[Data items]
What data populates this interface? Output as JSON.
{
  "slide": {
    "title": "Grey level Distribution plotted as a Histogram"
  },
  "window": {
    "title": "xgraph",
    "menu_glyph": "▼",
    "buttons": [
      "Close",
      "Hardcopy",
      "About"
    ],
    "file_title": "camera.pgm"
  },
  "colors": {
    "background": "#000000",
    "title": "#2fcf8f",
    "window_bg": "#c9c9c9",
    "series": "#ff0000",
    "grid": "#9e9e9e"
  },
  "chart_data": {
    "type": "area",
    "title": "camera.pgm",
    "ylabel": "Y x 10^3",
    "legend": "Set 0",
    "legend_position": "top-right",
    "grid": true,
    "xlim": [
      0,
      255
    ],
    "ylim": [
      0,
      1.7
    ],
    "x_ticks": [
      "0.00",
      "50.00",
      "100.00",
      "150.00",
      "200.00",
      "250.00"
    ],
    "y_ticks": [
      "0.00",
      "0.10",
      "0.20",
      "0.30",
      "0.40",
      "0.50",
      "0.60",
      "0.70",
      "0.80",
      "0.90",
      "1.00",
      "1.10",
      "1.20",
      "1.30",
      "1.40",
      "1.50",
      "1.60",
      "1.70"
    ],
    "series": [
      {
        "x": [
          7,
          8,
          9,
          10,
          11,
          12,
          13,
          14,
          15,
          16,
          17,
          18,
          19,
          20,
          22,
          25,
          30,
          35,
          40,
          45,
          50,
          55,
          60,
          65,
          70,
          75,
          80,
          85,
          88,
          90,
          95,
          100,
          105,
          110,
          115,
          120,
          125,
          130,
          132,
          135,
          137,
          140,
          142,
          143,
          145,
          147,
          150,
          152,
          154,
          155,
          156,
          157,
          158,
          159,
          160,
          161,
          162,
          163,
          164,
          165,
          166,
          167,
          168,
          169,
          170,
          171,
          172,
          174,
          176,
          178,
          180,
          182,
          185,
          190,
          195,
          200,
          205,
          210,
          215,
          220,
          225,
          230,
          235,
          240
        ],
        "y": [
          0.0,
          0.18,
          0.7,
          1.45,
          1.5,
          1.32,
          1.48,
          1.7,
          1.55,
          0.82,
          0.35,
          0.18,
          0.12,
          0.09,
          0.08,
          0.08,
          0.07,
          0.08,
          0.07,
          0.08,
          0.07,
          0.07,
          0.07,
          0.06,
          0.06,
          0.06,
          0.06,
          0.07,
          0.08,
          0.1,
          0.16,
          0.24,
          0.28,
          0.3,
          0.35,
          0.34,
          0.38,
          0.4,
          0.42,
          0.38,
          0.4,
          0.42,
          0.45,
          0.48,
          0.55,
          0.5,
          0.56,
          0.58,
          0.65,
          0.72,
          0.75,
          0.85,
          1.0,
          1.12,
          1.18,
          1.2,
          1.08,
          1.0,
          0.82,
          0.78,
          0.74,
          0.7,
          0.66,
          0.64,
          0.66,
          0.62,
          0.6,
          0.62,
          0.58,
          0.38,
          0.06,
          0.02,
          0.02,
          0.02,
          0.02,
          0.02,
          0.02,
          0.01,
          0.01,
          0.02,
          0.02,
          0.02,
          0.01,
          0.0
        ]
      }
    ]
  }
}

> _What you have to do_
Faithfully transcribe the whole of the data.

> _Solution to this problem_
What data populates this interface? Output as JSON.
{
  "slide": {
    "title": "Grey level Distribution plotted as a Histogram"
  },
  "window": {
    "title": "xgraph",
    "menu_glyph": "▼",
    "buttons": [
      "Close",
      "Hardcopy",
      "About"
    ],
    "file_title": "camera.pgm"
  },
  "colors": {
    "background": "#000000",
    "title": "#2fcf8f",
    "window_bg": "#c9c9c9",
    "series": "#ff0000",
    "grid": "#9e9e9e"
  },
  "chart_data": {
    "type": "area",
    "title": "camera.pgm",
    "ylabel": "Y x 10^3",
    "legend": "Set 0",
    "legend_position": "top-right",
    "grid": true,
    "xlim": [
      0,
      255
    ],
    "ylim": [
      0,
      1.7
    ],
    "x_ticks": [
      "0.00",
      "50.00",
      "100.00",
      "150.00",
      "200.00",
      "250.00"
    ],
    "y_ticks": [
      "0.00",
      "0.10",
      "0.20",
      "0.30",
      "0.40",
      "0.50",
      "0.60",
      "0.70",
      "0.80",
      "0.90",
      "1.00",
      "1.10",
      "1.20",
      "1.30",
      "1.40",
      "1.50",
      "1.60",
      "1.70"
    ],
    "series": [
      {
        "x": [
          7,
          8,
          9,
          10,
          11,
          12,
          13,
          14,
          15,
          16,
          17,
          18,
          19,
          20,
          22,
          25,
          30,
          35,
          40,
          45,
          50,
          55,
          60,
          65,
          70,
          75,
          80,
          85,
          88,
          90,
          95,
          100,
          105,
          110,
          115,
          120,
          125,
          130,
          132,
          135,
          137,
          140,
          142,
          143,
          145,
          147,
          150,
          152,
          154,
          155,
          156,
          157,
          158,
          159,
          160,
          161,
          162,
          163,
          164,
          165,
          166,
          167,
          168,
          169,
          170,
          171,
          172,
          174,
          176,
          178,
          180,
          182,
          185,
          190,
          195,
          200,
          205,
          210,
          215,
          220,
          225,
          230,
          235,
          240
        ],
        "y": [
          0.0,
          0.18,
          0.7,
          1.45,
          1.5,
          1.32,
          1.48,
          1.7,
          1.55,
          0.82,
          0.35,
          0.18,
          0.12,
          0.09,
          0.08,
          0.08,
          0.07,
          0.08,
          0.07,
          0.08,
          0.07,
          0.07,
          0.07,
          0.06,
          0.06,
          0.06,
          0.06,
          0.07,
          0.08,
          0.1,
          0.16,
          0.24,
          0.28,
          0.3,
          0.35,
          0.34,
          0.38,
          0.4,
          0.42,
          0.38,
          0.4,
          0.42,
          0.45,
          0.48,
          0.55,
          0.5,
          0.56,
          0.58,
          0.65,
          0.72,
          0.75,
          0.85,
          1.0,
          1.12,
          1.18,
          1.2,
          1.08,
          1.0,
          0.82,
          0.78,
          0.74,
          0.7,
          0.66,
          0.64,
          0.66,
          0.62,
          0.6,
          0.62,
          0.58,
          0.38,
          0.06,
          0.02,
          0.02,
          0.02,
          0.02,
          0.02,
          0.02,
          0.01,
          0.01,
          0.02,
          0.02,
          0.02,
          0.01,
          0.0
        ]
      }
    ]
  }
}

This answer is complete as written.